▶ WORK INSTRUCTIONS: Write out the entire listing below exactly as it appears, minus any pictures.

Start of SOURCE MATERIAL

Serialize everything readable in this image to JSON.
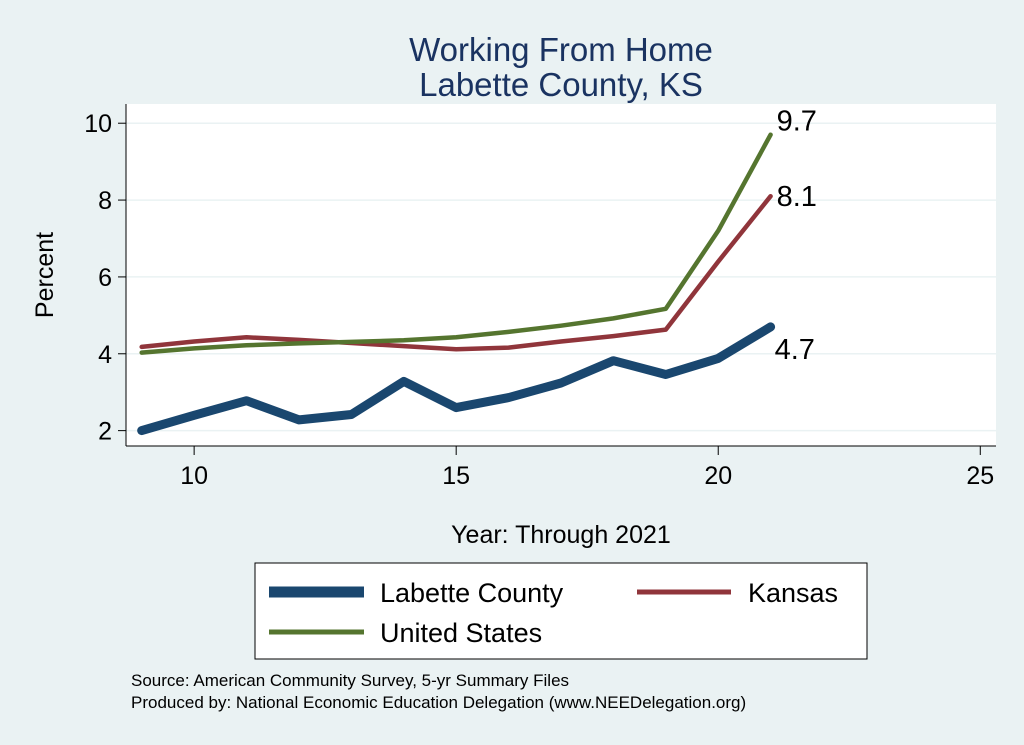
{
  "chart_data": {
    "type": "line",
    "title": "Working From Home",
    "subtitle": "Labette County, KS",
    "xlabel": "Year: Through 2021",
    "ylabel": "Percent",
    "xlim": [
      8.7,
      25.3
    ],
    "ylim": [
      1.6,
      10.5
    ],
    "xticks": [
      10,
      15,
      20,
      25
    ],
    "yticks": [
      2,
      4,
      6,
      8,
      10
    ],
    "grid": true,
    "legend_position": "bottom",
    "x": [
      9,
      10,
      11,
      12,
      13,
      14,
      15,
      16,
      17,
      18,
      19,
      20,
      21
    ],
    "series": [
      {
        "name": "Labette County",
        "color": "#1a476f",
        "values": [
          2.0,
          2.4,
          2.78,
          2.28,
          2.42,
          3.28,
          2.6,
          2.86,
          3.24,
          3.82,
          3.46,
          3.88,
          4.7
        ],
        "end_label": "4.7"
      },
      {
        "name": "Kansas",
        "color": "#90353b",
        "values": [
          4.18,
          4.32,
          4.43,
          4.36,
          4.28,
          4.2,
          4.12,
          4.16,
          4.32,
          4.46,
          4.63,
          6.4,
          8.1
        ],
        "end_label": "8.1"
      },
      {
        "name": "United States",
        "color": "#55752f",
        "values": [
          4.03,
          4.14,
          4.22,
          4.27,
          4.31,
          4.35,
          4.43,
          4.57,
          4.73,
          4.92,
          5.17,
          7.2,
          9.7
        ],
        "end_label": "9.7"
      }
    ]
  },
  "footer": {
    "source": "Source: American Community Survey, 5-yr Summary Files",
    "produced_by": "Produced by: National Economic Education Delegation (www.NEEDelegation.org)"
  }
}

End of SOURCE MATERIAL

▶ SOLUTION BELOW:
Serialize everything readable in this image to JSON.
{
  "chart_data": {
    "type": "line",
    "title": "Working From Home",
    "subtitle": "Labette County, KS",
    "xlabel": "Year: Through 2021",
    "ylabel": "Percent",
    "xlim": [
      8.7,
      25.3
    ],
    "ylim": [
      1.6,
      10.5
    ],
    "xticks": [
      10,
      15,
      20,
      25
    ],
    "yticks": [
      2,
      4,
      6,
      8,
      10
    ],
    "grid": true,
    "legend_position": "bottom",
    "x": [
      9,
      10,
      11,
      12,
      13,
      14,
      15,
      16,
      17,
      18,
      19,
      20,
      21
    ],
    "series": [
      {
        "name": "Labette County",
        "color": "#1a476f",
        "values": [
          2.0,
          2.4,
          2.78,
          2.28,
          2.42,
          3.28,
          2.6,
          2.86,
          3.24,
          3.82,
          3.46,
          3.88,
          4.7
        ],
        "end_label": "4.7"
      },
      {
        "name": "Kansas",
        "color": "#90353b",
        "values": [
          4.18,
          4.32,
          4.43,
          4.36,
          4.28,
          4.2,
          4.12,
          4.16,
          4.32,
          4.46,
          4.63,
          6.4,
          8.1
        ],
        "end_label": "8.1"
      },
      {
        "name": "United States",
        "color": "#55752f",
        "values": [
          4.03,
          4.14,
          4.22,
          4.27,
          4.31,
          4.35,
          4.43,
          4.57,
          4.73,
          4.92,
          5.17,
          7.2,
          9.7
        ],
        "end_label": "9.7"
      }
    ]
  },
  "footer": {
    "source": "Source: American Community Survey, 5-yr Summary Files",
    "produced_by": "Produced by: National Economic Education Delegation (www.NEEDelegation.org)"
  }
}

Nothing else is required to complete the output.